● **KUTIPAN**
========================================================================

Tutup Tahun 2016, Industri Ritel Optimistis Raih Pertumbuhan Double Digit

marketeers article
A family shopping in a supermarket

Tahun 2015 merupakan tahun yang berat bagi industri ritel di Indonesia. Hal ini dilihat dari pertumbuhan yang tidak sesuai ekspektasi. Biasanya pertumbuhan industri mencapai 13%-15% per tahun, namun industri ritel hanya bertumbuh 8% pada tahun 2015 meskipun telah dipacu dengan berbagai program.

Lesunya industri ritel tahun 2015 rupanya masih berdampak hingga awal tahun 2016. Padahal, Asosiasi Pengusaha Ritel Indonesia (APRINDO) memprediksi industri ritel akan membaik pada Januari 2016.

Namun, ketika masa itu tiba, sentimen pasar belum mampu membuat keadaan berubah. Misalnya saja, awal tahun lalu berhembus sentimen pajak kartu kredit. Hal ini memberikan delusi pembelanjaan konsumen.

Selain itu, pada awal tahun 2016, deregulasi yang terlahir belum tepat sasaran. Bulan Januari hingga Februari baru terdapat 3-4 deregulasi. Hal ini pun menjadi faktor yang menyebabkan konsumen menunda melakukan transaksi.

Bila biasanya belanja 100%, konsumen hanya belanja 60%. Pada waktu itu, mereka lebih banyak wait & see. Termasuk, menunggu diluncurkannya kebijakan tax amnesty. Setelah sejumlah kebijakan yang berkaitan dengan industri ritel diluncurkan, keadaan ini cukup memberikan dampak positif bagi industri ritel Tanah Air.

“Industri ritel mulai tumbuh setelah bulan Maret hingga memasuki puncaknya pada bulan Ramadan,” ujar Roy N. Mande, Ketua APRINDO dalam MarkPlus Conference 2017 di The Ritz Carlton Pacific Place, Kamis (8/12/2016).

========================================================================

● **DATA**
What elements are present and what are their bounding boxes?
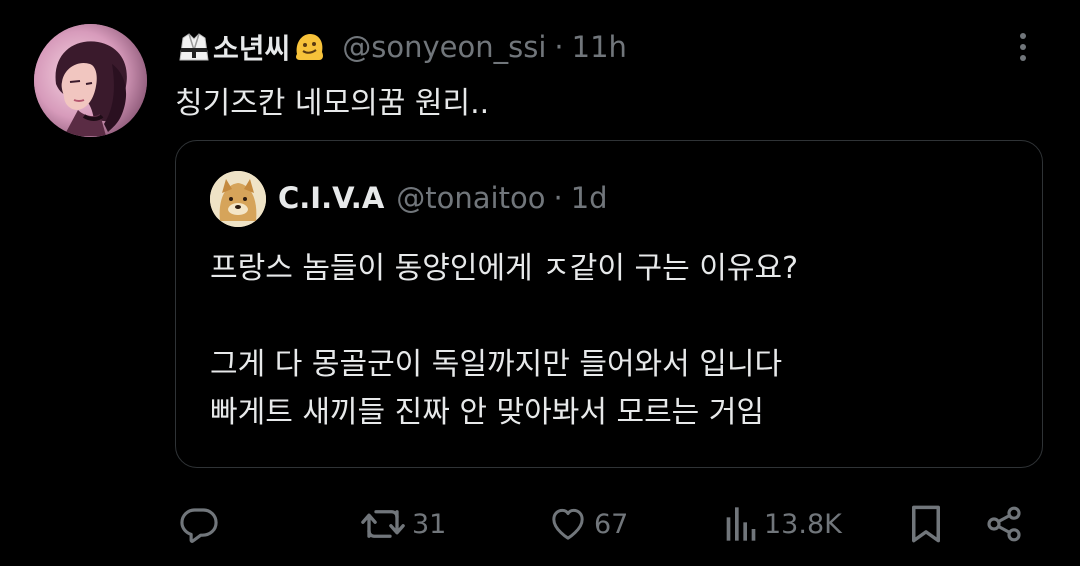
share-button[interactable] [984, 502, 1024, 546]
avatar-illustration [34, 24, 147, 137]
share-icon [987, 506, 1021, 542]
quoted-avatar-dog-illustration [210, 171, 266, 227]
timestamp[interactable]: 11h [572, 30, 627, 64]
retweet-icon [361, 510, 405, 538]
reply-button[interactable] [178, 502, 220, 546]
quoted-display-name[interactable]: C.I.V.A [278, 181, 384, 215]
separator-dot: · [554, 30, 564, 64]
retweet-count: 31 [412, 508, 447, 540]
like-count: 67 [594, 508, 629, 540]
quoted-text-line: 프랑스 놈들이 동양인에게 ㅈ같이 구는 이유요? [210, 251, 799, 286]
reply-icon [180, 508, 218, 543]
quoted-separator-dot: · [553, 181, 563, 215]
quoted-text-line [210, 293, 798, 341]
retweet-button[interactable]: 31 [360, 502, 446, 546]
tweet[interactable]: 소년씨 @sonyeon_ssi · 11h 칭기즈칸 네모의꿈 원리.. C.… [0, 0, 1080, 566]
quoted-handle[interactable]: @tonaitoo [396, 181, 545, 215]
quoted-timestamp[interactable]: 1d [571, 181, 608, 215]
quoted-header: C.I.V.A @tonaitoo · 1d [278, 177, 608, 219]
display-name-row[interactable]: 소년씨 [175, 27, 328, 67]
martial-arts-uniform-emoji [179, 33, 209, 61]
views-button[interactable]: 13.8K [722, 502, 842, 546]
views-count: 13.8K [764, 508, 842, 540]
melting-face-emoji [296, 34, 324, 60]
display-name: 소년씨 [213, 32, 291, 65]
tweet-text: 칭기즈칸 네모의꿈 원리.. [175, 86, 490, 121]
views-icon [726, 507, 756, 541]
bookmark-icon [912, 505, 940, 543]
quoted-text-line: 빠게트 새끼들 진짜 안 맞아봐서 모르는 거임 [210, 395, 765, 430]
like-button[interactable]: 67 [548, 502, 628, 546]
avatar[interactable] [34, 24, 147, 137]
more-vertical-icon [1020, 33, 1026, 61]
quoted-tweet[interactable]: C.I.V.A @tonaitoo · 1d 프랑스 놈들이 동양인에게 ㅈ같이… [175, 140, 1043, 468]
heart-icon [552, 508, 584, 540]
quoted-text: 프랑스 놈들이 동양인에게 ㅈ같이 구는 이유요? 그게 다 몽골군이 독일까지… [210, 245, 798, 437]
quoted-text-line: 그게 다 몽골군이 독일까지만 들어와서 입니다 [210, 347, 783, 382]
handle[interactable]: @sonyeon_ssi [342, 30, 546, 64]
bookmark-button[interactable] [908, 502, 944, 546]
more-options-button[interactable] [1008, 30, 1038, 64]
quoted-avatar[interactable] [210, 171, 266, 227]
tweet-header: 소년씨 @sonyeon_ssi · 11h [175, 24, 627, 70]
action-bar: 31 67 13.8K [0, 496, 1080, 552]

========================================================================

● **SOAL DAN TUGAS**
(a) Ubah bagian artikel tentang industri ritel mulai dari "Selain itu, pada" sampai dengan "Place, Kamis (8/12/2016)." dengan mengganti "Tanah Air" menjadi "nasional", lalu tuliskan kembali bagian itu.
(b) Menurut artikel tentang industri ritel, mengapa tahun 2015 disebut tahun yang berat bagi industri ritel di Indonesia?
(c) Teruskan artikel tentang industri ritel ini mulai dari kalimat terakhirnya.
Entri di atas sama sekali tidak dipakai di sini.

● **JAWABAN**
(a)
Selain itu, pada awal tahun 2016, deregulasi yang terlahir belum tepat sasaran. Bulan Januari hingga Februari baru terdapat 3-4 deregulasi. Hal ini pun menjadi faktor yang menyebabkan konsumen menunda melakukan transaksi.

Bila biasanya belanja 100%, konsumen hanya belanja 60%. Pada waktu itu, mereka lebih banyak wait & see. Termasuk, menunggu diluncurkannya kebijakan tax amnesty. Setelah sejumlah kebijakan yang berkaitan dengan industri ritel diluncurkan, keadaan ini cukup memberikan dampak positif bagi industri ritel nasional.

“Industri ritel mulai tumbuh setelah bulan Maret hingga memasuki puncaknya pada bulan Ramadan,” ujar Roy N. Mande, Ketua APRINDO dalam MarkPlus Conference 2017 di The Ritz Carlton Pacific Place, Kamis (8/12/2016).

(b) Pertumbuhannya tidak sesuai ekspektasi. Biasanya industri tumbuh 13%-15% per tahun, tetapi pada 2015 industri ritel hanya tumbuh 8% meskipun sudah dipacu dengan berbagai program.

(c)
Penjualan ritel pada tahun 2015 ditutup dengan pertumbuhan 8%, yaitu sekitar Rp 181 triliun. Tahun 2016 kemarin, anggota-anggota APRINDO diharapkan bisa membukukan nila penjualan hingga Rp 200 triliun. Roy menyebut, bila berbicara produsen dan ritel, produsen makanan dan minuman penjualannya meningkat 8%-9%. Target penjualan mereka tahun ini mencapai Rp 1.400 triliun. Bila target penjualan sektor hulu dan hilir digabung, nilainya diharapkan mencapai sekitar Rp 1.600 triliun.

“Untuk tahun 2016 ini, kami memprediksi menutup angka pertumbuhan double digit, yaitu 10%-11%. Kami optimistis karena melihat perjalanan di awal semester pertama dan kedua dimana pertumbuhan sudah mulai terasa,” kata Roy.

Dalam penjualan ritel tahun ini, lanjut Roy, produk makanan dan minuman tetap mendominasi. Sementara, penjualan yang sempat mengalami penurunan adalah tekstil. Pasalnya, bahan baku pembuatan tekstil masih impor. “Tekstil berbeda dengan sektor makanan dan minuman yang mana bahan baku dan sumber daya masih tersedia di Indonesia,” tandasnya.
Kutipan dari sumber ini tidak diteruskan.